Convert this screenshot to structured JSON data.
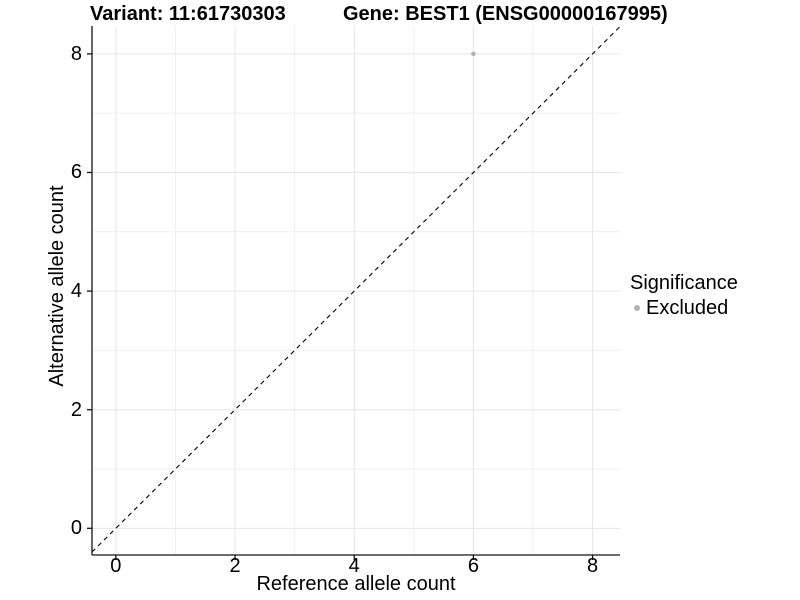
{
  "colors": {
    "background": "#ffffff",
    "grid_major": "#e6e6e6",
    "grid_minor": "#efefef",
    "axis_line": "#141414",
    "tick_mark": "#141414",
    "abline": "#000000",
    "text": "#000000",
    "excluded_point": "#b2b2b2"
  },
  "chart_data": {
    "type": "scatter",
    "title_left": "Variant: 11:61730303",
    "title_right": "Gene: BEST1 (ENSG00000167995)",
    "xlabel": "Reference allele count",
    "ylabel": "Alternative allele count",
    "xlim": [
      -0.4,
      8.46
    ],
    "ylim": [
      -0.45,
      8.47
    ],
    "x_ticks": [
      0,
      2,
      4,
      6,
      8
    ],
    "y_ticks": [
      0,
      2,
      4,
      6,
      8
    ],
    "minor_x": [
      1,
      3,
      5,
      7
    ],
    "minor_y": [
      1,
      3,
      5,
      7
    ],
    "grid": true,
    "abline": {
      "slope": 1,
      "intercept": 0,
      "style": "dashed"
    },
    "points": [
      {
        "x": 6,
        "y": 8,
        "series": "Excluded"
      }
    ],
    "series": [
      {
        "name": "Excluded",
        "color": "#b2b2b2"
      }
    ],
    "legend": {
      "title": "Significance",
      "position": "right",
      "entries": [
        {
          "label": "Excluded",
          "color": "#b2b2b2"
        }
      ]
    }
  }
}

### Request
Spot every line that holds "allele" and copy it.

### Exercise result
    "xlabel": "Reference allele count",
    "ylabel": "Alternative allele count",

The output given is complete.